For each line below that includes the word "text", make a copy.

— start of Information supplied —

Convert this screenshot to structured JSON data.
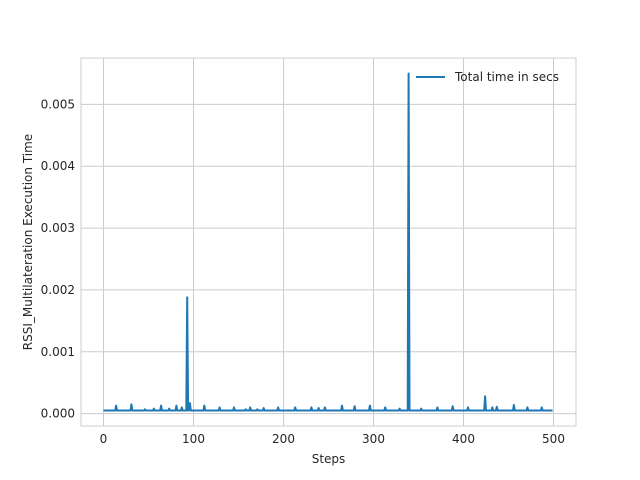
{
  "chart_data": {
    "type": "line",
    "title": "",
    "xlabel": "Steps",
    "ylabel": "RSSI_Multilateration Execution Time",
    "xlim": [
      -25,
      525
    ],
    "ylim": [
      -0.0002,
      0.00575
    ],
    "xticks": [
      0,
      100,
      200,
      300,
      400,
      500
    ],
    "xtick_labels": [
      "0",
      "100",
      "200",
      "300",
      "400",
      "500"
    ],
    "yticks": [
      0.0,
      0.001,
      0.002,
      0.003,
      0.004,
      0.005
    ],
    "ytick_labels": [
      "0.000",
      "0.001",
      "0.002",
      "0.003",
      "0.004",
      "0.005"
    ],
    "grid": true,
    "legend_position": "top-right",
    "colors": {
      "series": "#1f77b4",
      "grid": "#cccccc",
      "spine": "#cccccc"
    },
    "baseline": 5e-05,
    "n_points": 500,
    "spikes": [
      [
        14,
        0.00013
      ],
      [
        31,
        0.00015
      ],
      [
        46,
        7e-05
      ],
      [
        56,
        8e-05
      ],
      [
        64,
        0.00013
      ],
      [
        73,
        8e-05
      ],
      [
        81,
        0.00013
      ],
      [
        87,
        0.0001
      ],
      [
        93,
        0.00188
      ],
      [
        96,
        0.00017
      ],
      [
        112,
        0.00013
      ],
      [
        129,
        0.0001
      ],
      [
        145,
        0.0001
      ],
      [
        158,
        7e-05
      ],
      [
        163,
        0.0001
      ],
      [
        171,
        7e-05
      ],
      [
        178,
        9e-05
      ],
      [
        194,
        0.0001
      ],
      [
        213,
        0.0001
      ],
      [
        231,
        0.0001
      ],
      [
        239,
        9e-05
      ],
      [
        246,
        0.0001
      ],
      [
        265,
        0.00013
      ],
      [
        279,
        0.00012
      ],
      [
        296,
        0.00013
      ],
      [
        313,
        0.0001
      ],
      [
        329,
        8e-05
      ],
      [
        339,
        0.0055
      ],
      [
        353,
        8e-05
      ],
      [
        371,
        0.0001
      ],
      [
        388,
        0.00012
      ],
      [
        405,
        0.0001
      ],
      [
        424,
        0.00028
      ],
      [
        432,
        0.0001
      ],
      [
        437,
        0.00011
      ],
      [
        456,
        0.00014
      ],
      [
        471,
        0.0001
      ],
      [
        487,
        0.0001
      ]
    ],
    "series": [
      {
        "name": "Total time in secs",
        "color": "#1f77b4"
      }
    ]
  }
}
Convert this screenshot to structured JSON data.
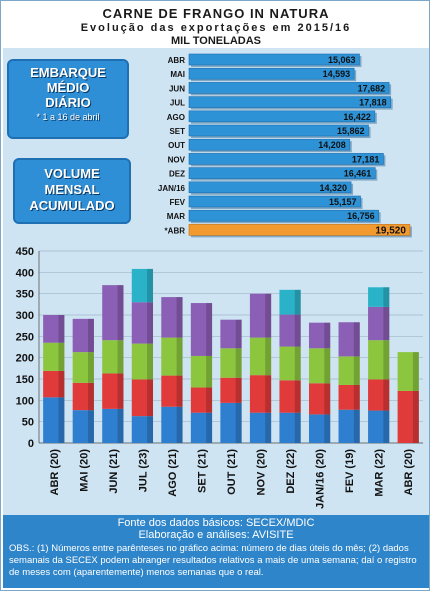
{
  "header": {
    "title": "CARNE DE FRANGO IN NATURA",
    "subtitle": "Evolução das exportações em 2015/16",
    "units": "MIL TONELADAS"
  },
  "callouts": {
    "embarque_lines": [
      "EMBARQUE",
      "MÉDIO",
      "DIÁRIO"
    ],
    "embarque_note": "* 1 a 16 de abril",
    "volume_lines": [
      "VOLUME",
      "MENSAL",
      "ACUMULADO"
    ]
  },
  "footer": {
    "source": "Fonte dos dados básicos: SECEX/MDIC",
    "elaboration": "Elaboração e análises: AVISITE",
    "obs": "OBS.: (1) Números entre parênteses no gráfico acima: número de dias úteis do mês; (2) dados semanais da SECEX podem abranger resultados relativos a mais de uma semana; daí o registro de meses com (aparentemente) menos semanas que o real."
  },
  "colors": {
    "daily_bar": "#2e92d6",
    "daily_highlight": "#f39a2f",
    "week1": "#2f7fd0",
    "week2": "#e03a3a",
    "week3": "#8cc63f",
    "week4": "#8b5fb5",
    "week5": "#2ab3c8",
    "panel_bg": "#cfe4f3"
  },
  "chart_data": [
    {
      "type": "bar",
      "orientation": "horizontal",
      "categories": [
        "ABR",
        "MAI",
        "JUN",
        "JUL",
        "AGO",
        "SET",
        "OUT",
        "NOV",
        "DEZ",
        "JAN/16",
        "FEV",
        "MAR",
        "*ABR"
      ],
      "values": [
        15063,
        14593,
        17682,
        17818,
        16422,
        15862,
        14208,
        17181,
        16461,
        14320,
        15157,
        16756,
        19520
      ],
      "labels": [
        "15,063",
        "14,593",
        "17,682",
        "17,818",
        "16,422",
        "15,862",
        "14,208",
        "17,181",
        "16,461",
        "14,320",
        "15,157",
        "16,756",
        "19,520"
      ],
      "highlight_index": 12,
      "xlim": [
        0,
        20500
      ]
    },
    {
      "type": "bar",
      "stacked": true,
      "categories": [
        "ABR (20)",
        "MAI (20)",
        "JUN (21)",
        "JUL (23)",
        "AGO (21)",
        "SET (21)",
        "OUT (21)",
        "NOV (20)",
        "DEZ (22)",
        "JAN/16 (20)",
        "FEV (19)",
        "MAR (22)",
        "ABR (20)"
      ],
      "series": [
        {
          "color_key": "week1",
          "values": [
            107,
            77,
            80,
            63,
            85,
            71,
            94,
            71,
            71,
            67,
            78,
            76,
            0
          ]
        },
        {
          "color_key": "week2",
          "values": [
            62,
            64,
            83,
            86,
            73,
            59,
            59,
            88,
            76,
            73,
            58,
            73,
            122
          ]
        },
        {
          "color_key": "week3",
          "values": [
            66,
            72,
            78,
            84,
            89,
            74,
            69,
            88,
            79,
            82,
            67,
            92,
            91
          ]
        },
        {
          "color_key": "week4",
          "values": [
            65,
            78,
            129,
            97,
            95,
            124,
            67,
            103,
            75,
            60,
            80,
            78,
            0
          ]
        },
        {
          "color_key": "week5",
          "values": [
            0,
            0,
            0,
            78,
            0,
            0,
            0,
            0,
            58,
            0,
            0,
            46,
            0
          ]
        }
      ],
      "ylim": [
        0,
        450
      ],
      "yticks": [
        0,
        50,
        100,
        150,
        200,
        250,
        300,
        350,
        400,
        450
      ],
      "grid": true
    }
  ]
}
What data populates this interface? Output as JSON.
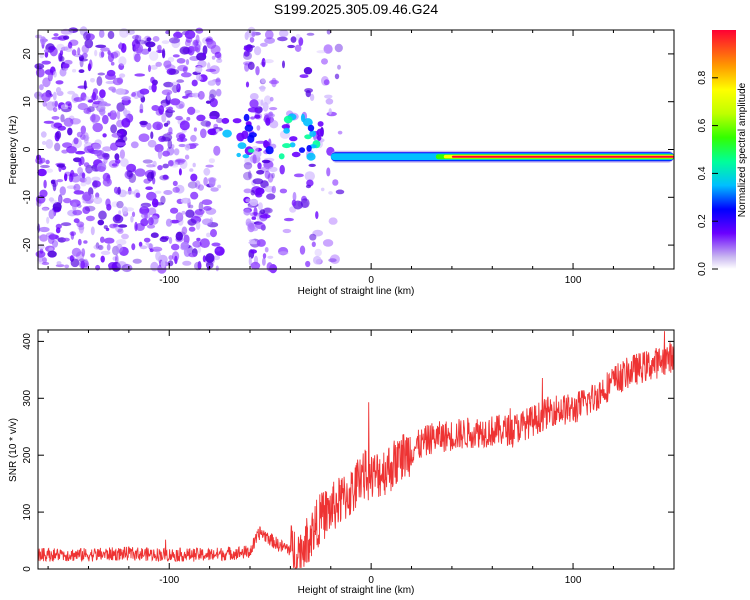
{
  "title": "S199.2025.305.09.46.G24",
  "chart_data": [
    {
      "type": "heatmap",
      "name": "spectrogram",
      "xlabel": "Height of straight line (km)",
      "ylabel": "Frequency (Hz)",
      "xlim": [
        -165,
        150
      ],
      "ylim": [
        -25,
        25
      ],
      "xticks": [
        -100,
        0,
        100
      ],
      "xtick_labels": [
        "-100",
        "0",
        "100"
      ],
      "yticks": [
        -20,
        -10,
        0,
        10,
        20
      ],
      "ytick_labels": [
        "-20",
        "-10",
        "0",
        "10",
        "20"
      ],
      "colorbar": {
        "label": "Normalized spectral amplitude",
        "range": [
          0,
          1
        ],
        "ticks": [
          0.0,
          0.2,
          0.4,
          0.6,
          0.8
        ],
        "tick_labels": [
          "0.0",
          "0.2",
          "0.4",
          "0.6",
          "0.8"
        ]
      },
      "ridge_frequency_hz": -1.5,
      "ridge_onset_km": -20
    },
    {
      "type": "line",
      "name": "snr",
      "xlabel": "Height of straight line (km)",
      "ylabel": "SNR (10 * v/v)",
      "xlim": [
        -165,
        150
      ],
      "ylim": [
        0,
        420
      ],
      "xticks": [
        -100,
        0,
        100
      ],
      "xtick_labels": [
        "-100",
        "0",
        "100"
      ],
      "yticks": [
        0,
        100,
        200,
        300,
        400
      ],
      "ytick_labels": [
        "0",
        "100",
        "200",
        "300",
        "400"
      ],
      "color": "#ee3333",
      "series": [
        {
          "name": "SNR",
          "x": [
            -165,
            -140,
            -120,
            -100,
            -80,
            -60,
            -55,
            -45,
            -35,
            -25,
            -15,
            -8,
            -5,
            0,
            10,
            20,
            30,
            50,
            70,
            80,
            90,
            100,
            110,
            120,
            130,
            140,
            150
          ],
          "values": [
            25,
            25,
            27,
            25,
            25,
            30,
            65,
            40,
            30,
            90,
            120,
            140,
            170,
            160,
            180,
            210,
            230,
            240,
            245,
            260,
            280,
            280,
            300,
            330,
            350,
            360,
            375
          ]
        }
      ]
    }
  ]
}
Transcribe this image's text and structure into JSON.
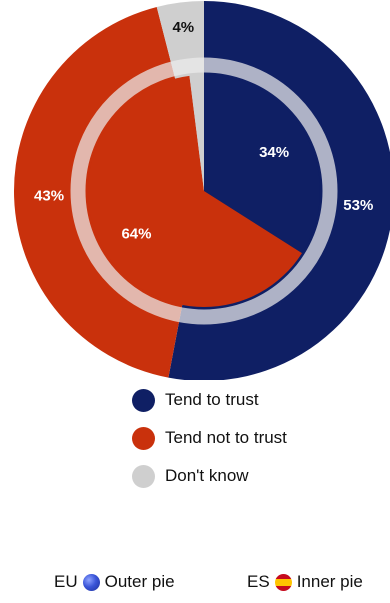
{
  "chart_data": {
    "type": "pie",
    "categories": [
      "Tend to trust",
      "Tend not to trust",
      "Don't know"
    ],
    "colors": [
      "#0f1f64",
      "#c9310c",
      "#cfcfcf"
    ],
    "series": [
      {
        "name": "EU",
        "values": [
          53,
          43,
          4
        ],
        "labels": [
          "53%",
          "43%",
          "4%"
        ],
        "show": [
          true,
          true,
          true
        ]
      },
      {
        "name": "ES",
        "values": [
          34,
          64,
          2
        ],
        "labels": [
          "34%",
          "64%",
          "2%"
        ],
        "show": [
          true,
          true,
          false
        ]
      }
    ]
  },
  "legend": {
    "items": [
      {
        "label": "Tend to trust",
        "color": "#0f1f64"
      },
      {
        "label": "Tend not to trust",
        "color": "#c9310c"
      },
      {
        "label": "Don't know",
        "color": "#cfcfcf"
      }
    ]
  },
  "footer": {
    "eu": {
      "code": "EU",
      "icon": "eu-flag-icon",
      "text": "Outer pie"
    },
    "es": {
      "code": "ES",
      "icon": "spain-flag-icon",
      "text": "Inner pie"
    }
  }
}
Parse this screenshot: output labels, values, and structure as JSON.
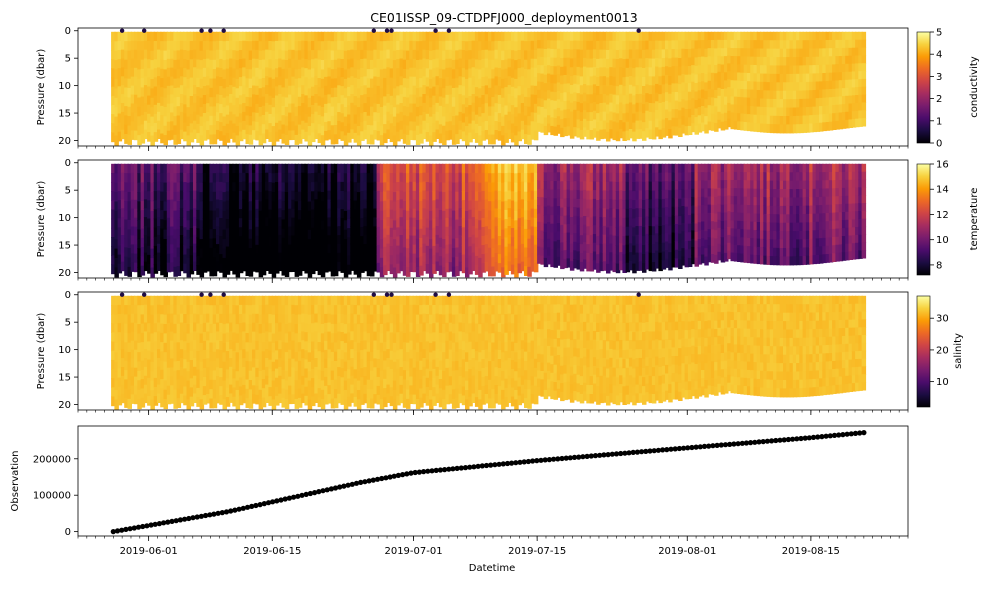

— end of Information supplied —

*Solved problem*
Transcribe this image's text and structure into JSON.
      "text": "Outer pie"
      "text": "Inner pie"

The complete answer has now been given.